- **Exercise requirements**
Pick out all lines with the word "stato" from the records that follow.

- **Material provided**
_ _ _ _ _
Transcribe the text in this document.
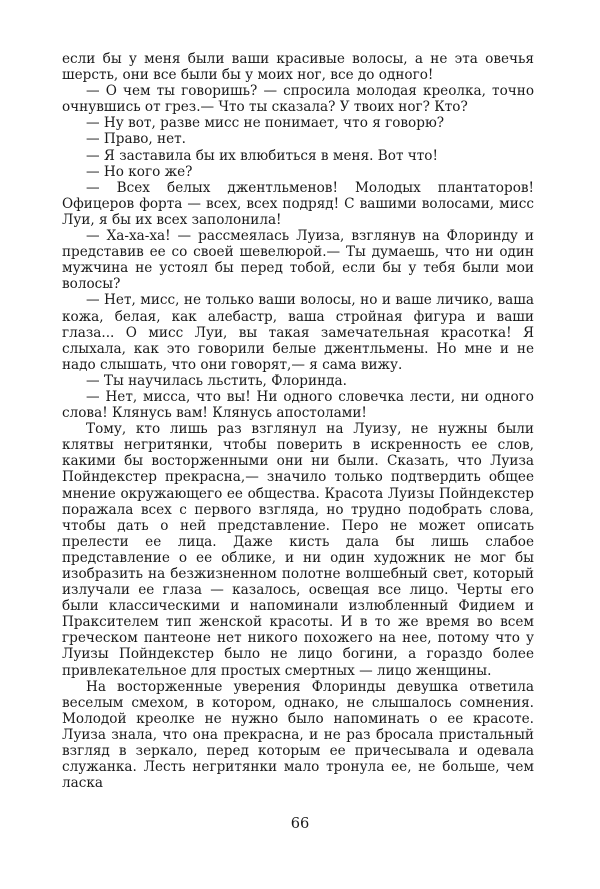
если бы у меня были ваши красивые волосы, а не эта овечья шерсть, они все были бы у моих ног, все до одного!

— О чем ты говоришь? — спросила молодая креолка, точно очнувшись от грез.— Что ты сказала? У твоих ног? Кто?

— Ну вот, разве мисс не понимает, что я говорю?

— Право, нет.

— Я заставила бы их влюбиться в меня. Вот что!

— Но кого же?

— Всех белых джентльменов! Молодых плантаторов! Офицеров форта — всех, всех подряд! С вашими волосами, мисс Луи, я бы их всех заполонила!

— Ха-ха-ха! — рассмеялась Луиза, взглянув на Флоринду и представив ее со своей шевелюрой.— Ты думаешь, что ни один мужчина не устоял бы перед тобой, если бы у тебя были мои волосы?

— Нет, мисс, не только ваши волосы, но и ваше личико, ваша кожа, белая, как алебастр, ваша стройная фигура и ваши глаза... О мисс Луи, вы такая замечательная красотка! Я слыхала, как это говорили белые джентльмены. Но мне и не надо слышать, что они говорят,— я сама вижу.

— Ты научилась льстить, Флоринда.

— Нет, мисса, что вы! Ни одного словечка лести, ни одного слова! Клянусь вам! Клянусь апостолами!

Тому, кто лишь раз взглянул на Луизу, не нужны были клятвы негритянки, чтобы поверить в искренность ее слов, какими бы восторженными они ни были. Сказать, что Луиза Пойндекстер прекрасна,— значило только подтвердить общее мнение окружающего ее общества. Красота Луизы Пойндекстер поражала всех с первого взгляда, но трудно подобрать слова, чтобы дать о ней представление. Перо не может описать прелести ее лица. Даже кисть дала бы лишь слабое представление о ее облике, и ни один художник не мог бы изобразить на безжизненном полотне волшебный свет, который излучали ее глаза — казалось, освещая все лицо. Черты его были классическими и напоминали излюбленный Фидием и Праксителем тип женской красоты. И в то же время во всем греческом пантеоне нет никого похожего на нее, потому что у Луизы Пойндекстер было не лицо богини, а гораздо более привлекательное для простых смертных — лицо женщины.

На восторженные уверения Флоринды девушка ответила веселым смехом, в котором, однако, не слышалось сомнения. Молодой креолке не нужно было напоминать о ее красоте. Луиза знала, что она прекрасна, и не раз бросала пристальный взгляд в зеркало, перед которым ее причесывала и одевала служанка. Лесть негритянки мало тронула ее, не больше, чем ласка

66
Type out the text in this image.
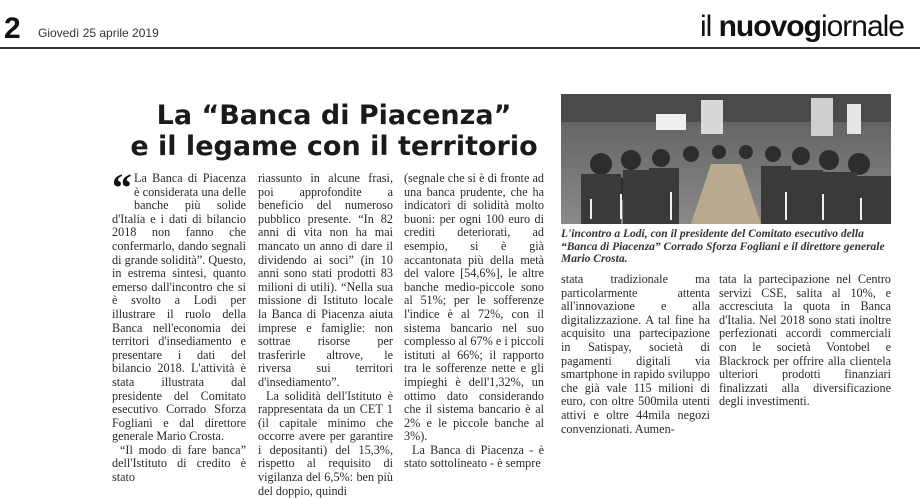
2 Giovedì 25 aprile 2019	il nuovogiornale
La “Banca di Piacenza”
e il legame con il territorio

“ La Banca di Piacenza è considerata una delle banche più solide d'Italia e i dati di bilancio 2018 non fanno che confermarlo, dando segnali di grande solidità”. Questo, in estrema sintesi, quanto emerso dall'incontro che si è svolto a Lodi per illustrare il ruolo della Banca nell'economia dei territori d'insediamento e presentare i dati del bilancio 2018. L'attività è stata illustrata dal presidente del Comitato esecutivo Corrado Sforza Fogliani e dal direttore generale Mario Crosta.

“Il modo di fare banca” dell'Istituto di credito è stato

riassunto in alcune frasi, poi approfondite a beneficio del numeroso pubblico presente. “In 82 anni di vita non ha mai mancato un anno di dare il dividendo ai soci” (in 10 anni sono stati prodotti 83 milioni di utili). “Nella sua missione di Istituto locale la Banca di Piacenza aiuta imprese e famiglie: non sottrae risorse per trasferirle altrove, le riversa sui territori d'insediamento”.

La solidità dell'Istituto è rappresentata da un CET 1 (il capitale minimo che occorre avere per garantire i depositanti) del 15,3%, rispetto al requisito di vigilanza del 6,5%: ben più del doppio, quindi

(segnale che si è di fronte ad una banca prudente, che ha indicatori di solidità molto buoni: per ogni 100 euro di crediti deteriorati, ad esempio, si è già accantonata più della metà del valore [54,6%], le altre banche medio-piccole sono al 51%; per le sofferenze l'indice è al 72%, con il sistema bancario nel suo complesso al 67% e i piccoli istituti al 66%; il rapporto tra le sofferenze nette e gli impieghi è dell'1,32%, un ottimo dato considerando che il sistema bancario è al 2% e le piccole banche al 3%).

La Banca di Piacenza - è stato sottolineato - è sempre

L'incontro a Lodi, con il presidente del Comitato esecutivo della “Banca di Piacenza” Corrado Sforza Fogliani e il direttore generale Mario Crosta.

stata tradizionale ma particolarmente attenta all'innovazione e alla digitalizzazione. A tal fine ha acquisito una partecipazione in Satispay, società di pagamenti digitali via smartphone in rapido sviluppo che già vale 115 milioni di euro, con oltre 500mila utenti attivi e oltre 44mila negozi convenzionati. Aumen-

tata la partecipazione nel Centro servizi CSE, salita al 10%, e accresciuta la quota in Banca d'Italia. Nel 2018 sono stati inoltre perfezionati accordi commerciali con le società Vontobel e Blackrock per offrire alla clientela ulteriori prodotti finanziari finalizzati alla diversificazione degli investimenti.
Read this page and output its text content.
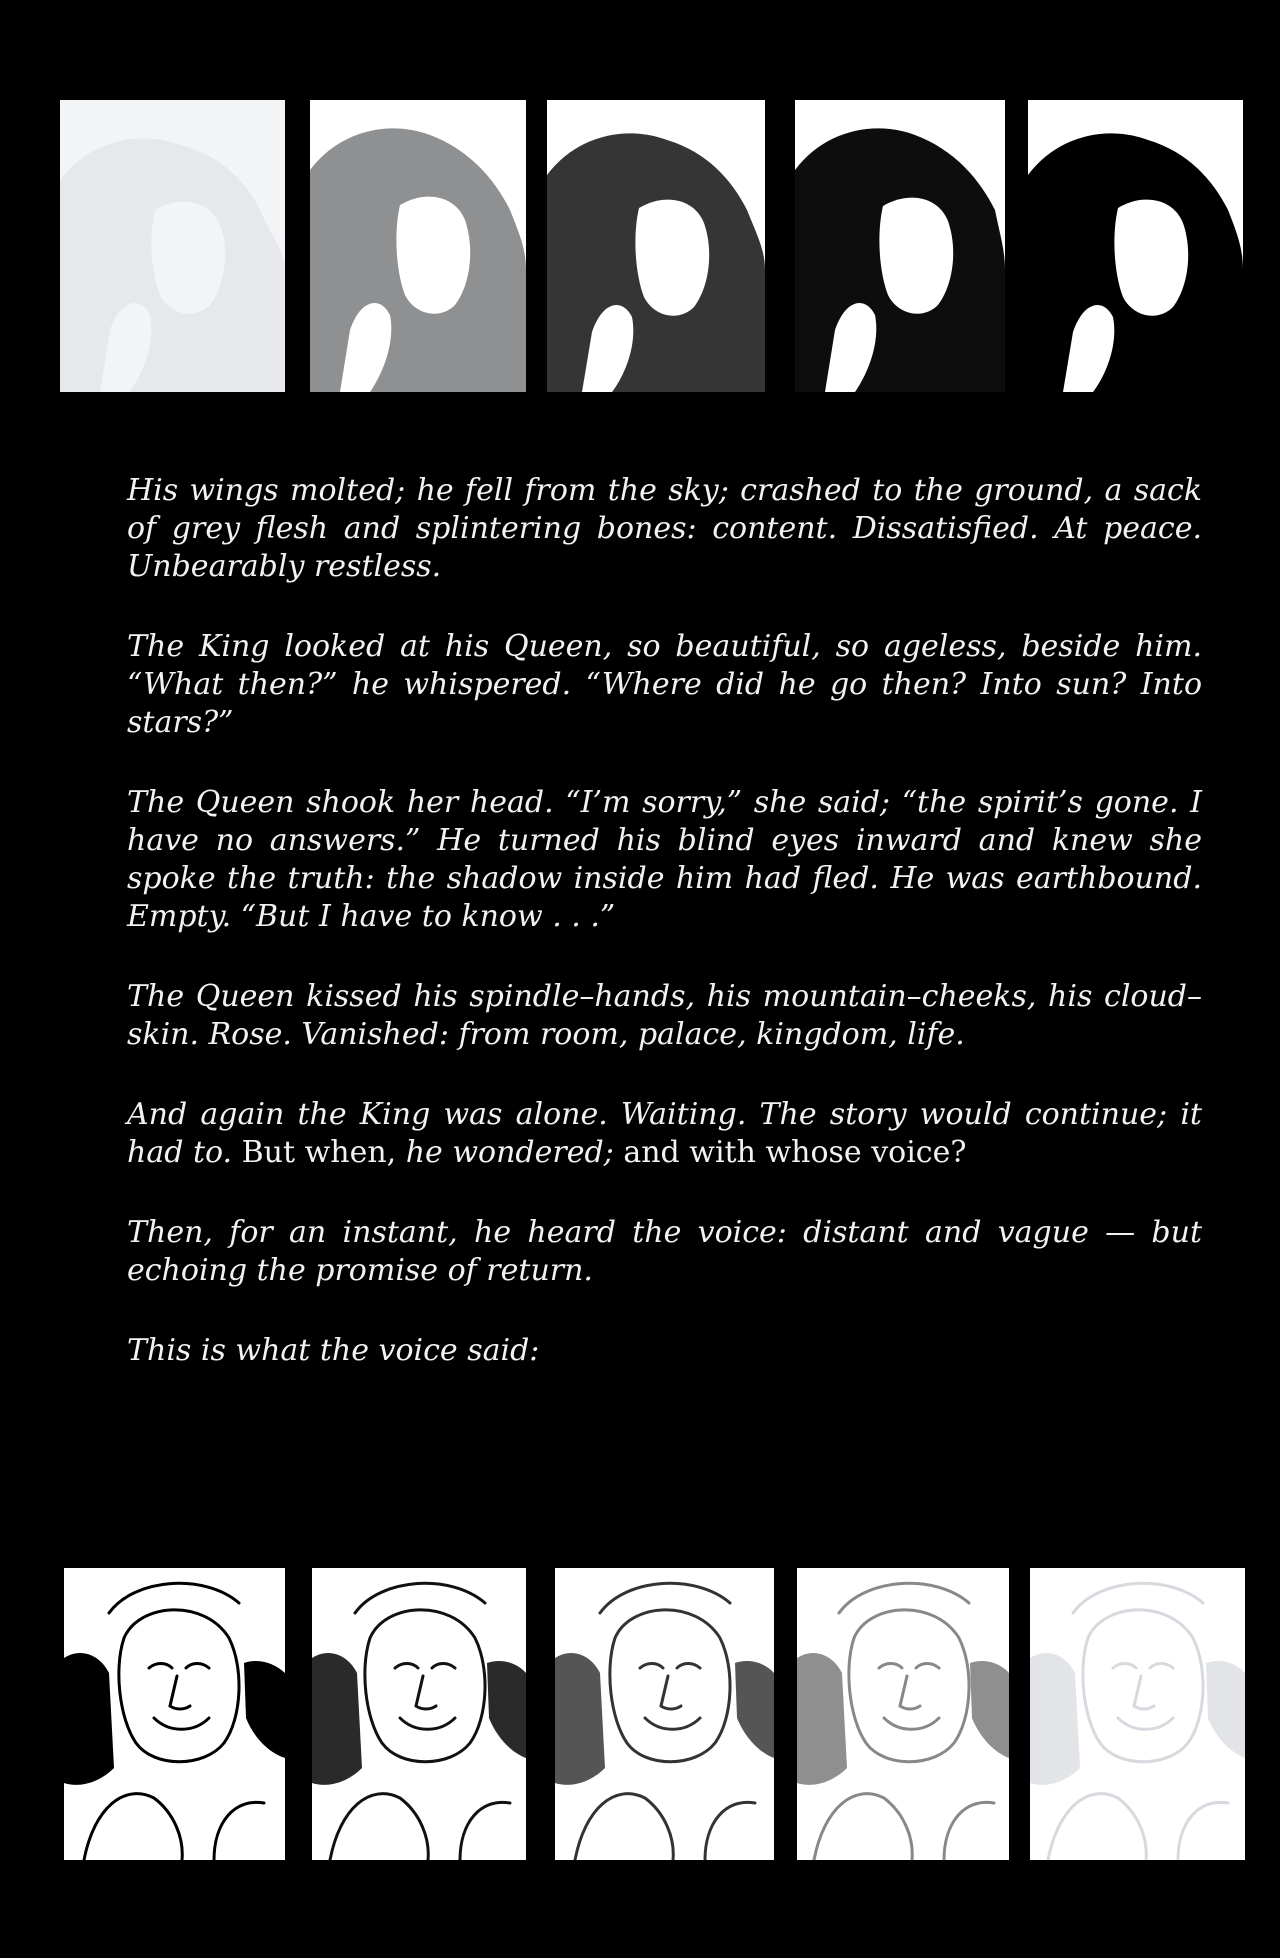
His wings molted; he fell from the sky; crashed to the ground, a sack of grey flesh and splintering bones: content. Dissatisfied. At peace. Unbearably restless.

The King looked at his Queen, so beautiful, so ageless, beside him. “What then?” he whispered. “Where did he go then? Into sun? Into stars?”

The Queen shook her head. “I’m sorry,” she said; “the spirit’s gone. I have no answers.” He turned his blind eyes inward and knew she spoke the truth: the shadow inside him had fled. He was earthbound. Empty. “But I have to know . . .”

The Queen kissed his spindle–hands, his mountain–cheeks, his cloud–skin. Rose. Vanished: from room, palace, kingdom, life.

And again the King was alone. Waiting. The story would continue; it had to. But when, he wondered; and with whose voice?

Then, for an instant, he heard the voice: distant and vague — but echoing the promise of return.

This is what the voice said:
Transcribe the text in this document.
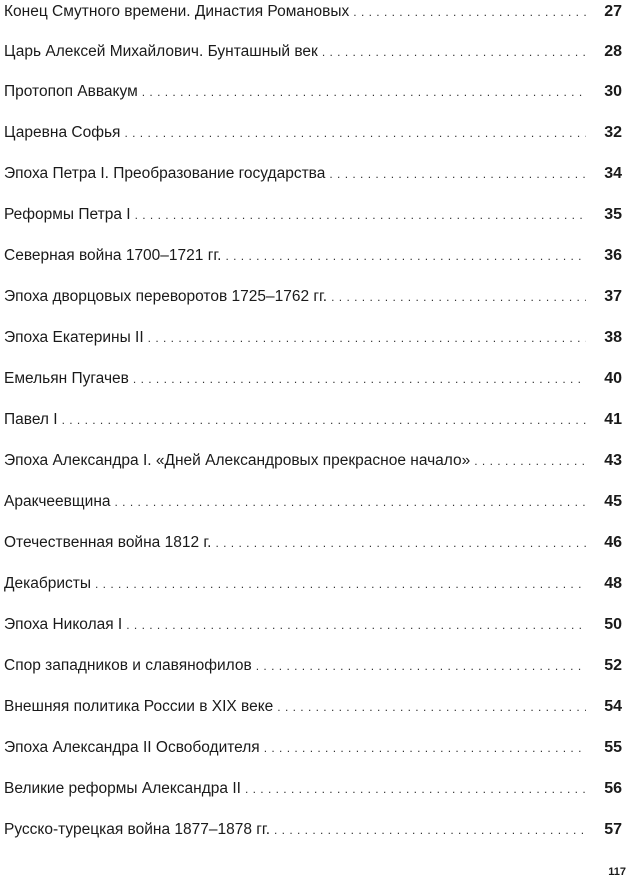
Конец Смутного времени. Династия Романовых . . .	27
Царь Алексей Михайлович. Бунташный век . . .	28
Протопоп Аввакум . . .	30
Царевна Софья . . .	32
Эпоха Петра I. Преобразование государства . . .	34
Реформы Петра I . . .	35
Северная война 1700–1721 гг. . . .	36
Эпоха дворцовых переворотов 1725–1762 гг. . . .	37
Эпоха Екатерины II . . .	38
Емельян Пугачев . . .	40
Павел I . . .	41
Эпоха Александра I. «Дней Александровых прекрасное начало» . . .	43
Аракчеевщина . . .	45
Отечественная война 1812 г. . . .	46
Декабристы . . .	48
Эпоха Николая I . . .	50
Спор западников и славянофилов . . .	52
Внешняя политика России в XIX веке . . .	54
Эпоха Александра II Освободителя . . .	55
Великие реформы Александра II . . .	56
Русско-турецкая война 1877–1878 гг. . . .	57
117
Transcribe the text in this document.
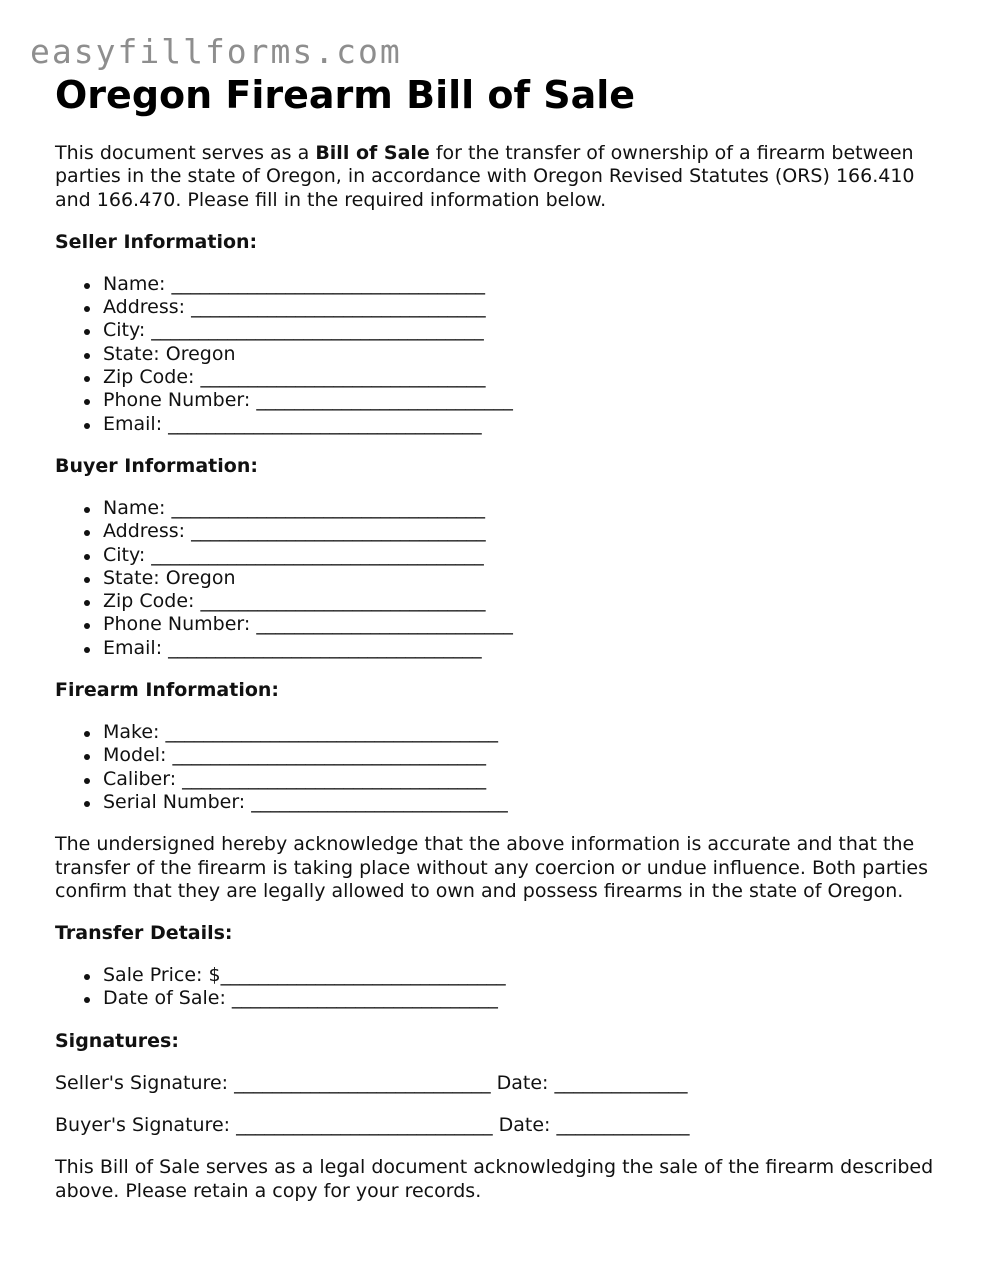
easyfillforms.com
Oregon Firearm Bill of Sale

This document serves as a Bill of Sale for the transfer of ownership of a firearm between parties in the state of Oregon, in accordance with Oregon Revised Statutes (ORS) 166.410 and 166.470. Please fill in the required information below.

Seller Information:
Name: _________________________________
Address: _______________________________
City: ___________________________________
State: Oregon
Zip Code: ______________________________
Phone Number: ___________________________
Email: _________________________________
Buyer Information:
Name: _________________________________
Address: _______________________________
City: ___________________________________
State: Oregon
Zip Code: ______________________________
Phone Number: ___________________________
Email: _________________________________
Firearm Information:
Make: ___________________________________
Model: _________________________________
Caliber: ________________________________
Serial Number: ___________________________

The undersigned hereby acknowledge that the above information is accurate and that the transfer of the firearm is taking place without any coercion or undue influence. Both parties confirm that they are legally allowed to own and possess firearms in the state of Oregon.

Transfer Details:
Sale Price: $______________________________
Date of Sale: ____________________________
Signatures:
Seller's Signature: ___________________________ Date: ______________
Buyer's Signature: ___________________________ Date: ______________

This Bill of Sale serves as a legal document acknowledging the sale of the firearm described above. Please retain a copy for your records.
_ _ _ _ _
- **Result for this exercise**
“Il modo di fare banca” dell'Istituto di credito è stato
La Banca di Piacenza - è stato sottolineato - è sempre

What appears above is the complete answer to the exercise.